━━ Task material

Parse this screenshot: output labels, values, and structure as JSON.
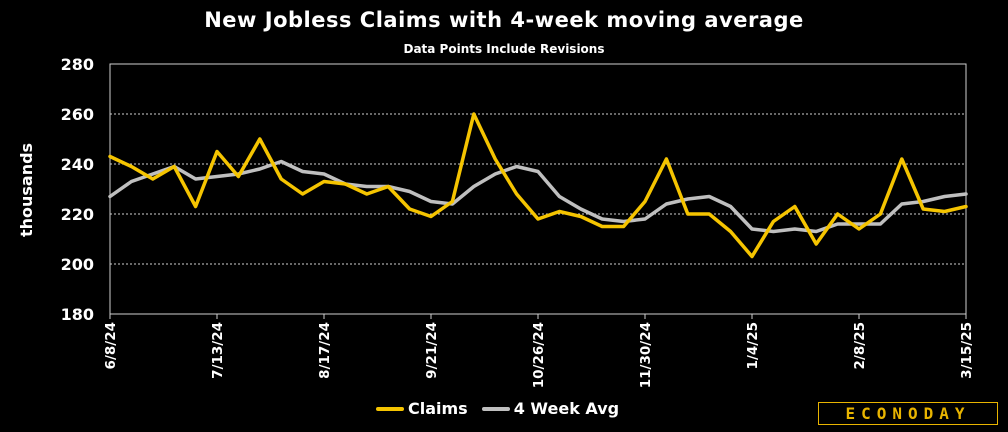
{
  "chart_data": {
    "type": "line",
    "title": "New Jobless Claims with 4-week moving average",
    "subtitle": "Data Points Include Revisions",
    "ylabel": "thousands",
    "ylim": [
      180,
      280
    ],
    "yticks": [
      180,
      200,
      220,
      240,
      260,
      280
    ],
    "grid": true,
    "legend_placement": "bottom",
    "x": [
      "6/8/24",
      "6/15/24",
      "6/22/24",
      "6/29/24",
      "7/6/24",
      "7/13/24",
      "7/20/24",
      "7/27/24",
      "8/3/24",
      "8/10/24",
      "8/17/24",
      "8/24/24",
      "8/31/24",
      "9/7/24",
      "9/14/24",
      "9/21/24",
      "9/28/24",
      "10/5/24",
      "10/12/24",
      "10/19/24",
      "10/26/24",
      "11/2/24",
      "11/9/24",
      "11/16/24",
      "11/23/24",
      "11/30/24",
      "12/7/24",
      "12/14/24",
      "12/21/24",
      "12/28/24",
      "1/4/25",
      "1/11/25",
      "1/18/25",
      "1/25/25",
      "2/1/25",
      "2/8/25",
      "2/15/25",
      "2/22/25",
      "3/1/25",
      "3/8/25",
      "3/15/25"
    ],
    "xtick_labels": [
      "6/8/24",
      "7/13/24",
      "8/17/24",
      "9/21/24",
      "10/26/24",
      "11/30/24",
      "1/4/25",
      "2/8/25",
      "3/15/25"
    ],
    "series": [
      {
        "name": "Claims",
        "color": "#f5c400",
        "values": [
          243,
          239,
          234,
          239,
          223,
          245,
          235,
          250,
          234,
          228,
          233,
          232,
          228,
          231,
          222,
          219,
          225,
          260,
          242,
          228,
          218,
          221,
          219,
          215,
          215,
          225,
          242,
          220,
          220,
          213,
          203,
          217,
          223,
          208,
          220,
          214,
          220,
          242,
          222,
          221,
          223
        ]
      },
      {
        "name": "4 Week Avg",
        "color": "#bfbfbf",
        "values": [
          227,
          233,
          236,
          239,
          234,
          235,
          236,
          238,
          241,
          237,
          236,
          232,
          231,
          231,
          229,
          225,
          224,
          231,
          236,
          239,
          237,
          227,
          222,
          218,
          217,
          218,
          224,
          226,
          227,
          223,
          214,
          213,
          214,
          213,
          216,
          216,
          216,
          224,
          225,
          227,
          228
        ]
      }
    ]
  },
  "legend": {
    "claims": "Claims",
    "avg": "4 Week Avg"
  },
  "logo_text": "ECONODAY"
}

━━━━

Description of the task:
Quote the data above in full and without alteration; skip the pictures.

Task answer:
Parse this screenshot: output labels, values, and structure as JSON.
{
  "chart_data": {
    "type": "line",
    "title": "New Jobless Claims with 4-week moving average",
    "subtitle": "Data Points Include Revisions",
    "ylabel": "thousands",
    "ylim": [
      180,
      280
    ],
    "yticks": [
      180,
      200,
      220,
      240,
      260,
      280
    ],
    "grid": true,
    "legend_placement": "bottom",
    "x": [
      "6/8/24",
      "6/15/24",
      "6/22/24",
      "6/29/24",
      "7/6/24",
      "7/13/24",
      "7/20/24",
      "7/27/24",
      "8/3/24",
      "8/10/24",
      "8/17/24",
      "8/24/24",
      "8/31/24",
      "9/7/24",
      "9/14/24",
      "9/21/24",
      "9/28/24",
      "10/5/24",
      "10/12/24",
      "10/19/24",
      "10/26/24",
      "11/2/24",
      "11/9/24",
      "11/16/24",
      "11/23/24",
      "11/30/24",
      "12/7/24",
      "12/14/24",
      "12/21/24",
      "12/28/24",
      "1/4/25",
      "1/11/25",
      "1/18/25",
      "1/25/25",
      "2/1/25",
      "2/8/25",
      "2/15/25",
      "2/22/25",
      "3/1/25",
      "3/8/25",
      "3/15/25"
    ],
    "xtick_labels": [
      "6/8/24",
      "7/13/24",
      "8/17/24",
      "9/21/24",
      "10/26/24",
      "11/30/24",
      "1/4/25",
      "2/8/25",
      "3/15/25"
    ],
    "series": [
      {
        "name": "Claims",
        "color": "#f5c400",
        "values": [
          243,
          239,
          234,
          239,
          223,
          245,
          235,
          250,
          234,
          228,
          233,
          232,
          228,
          231,
          222,
          219,
          225,
          260,
          242,
          228,
          218,
          221,
          219,
          215,
          215,
          225,
          242,
          220,
          220,
          213,
          203,
          217,
          223,
          208,
          220,
          214,
          220,
          242,
          222,
          221,
          223
        ]
      },
      {
        "name": "4 Week Avg",
        "color": "#bfbfbf",
        "values": [
          227,
          233,
          236,
          239,
          234,
          235,
          236,
          238,
          241,
          237,
          236,
          232,
          231,
          231,
          229,
          225,
          224,
          231,
          236,
          239,
          237,
          227,
          222,
          218,
          217,
          218,
          224,
          226,
          227,
          223,
          214,
          213,
          214,
          213,
          216,
          216,
          216,
          224,
          225,
          227,
          228
        ]
      }
    ]
  },
  "legend": {
    "claims": "Claims",
    "avg": "4 Week Avg"
  },
  "logo_text": "ECONODAY"
}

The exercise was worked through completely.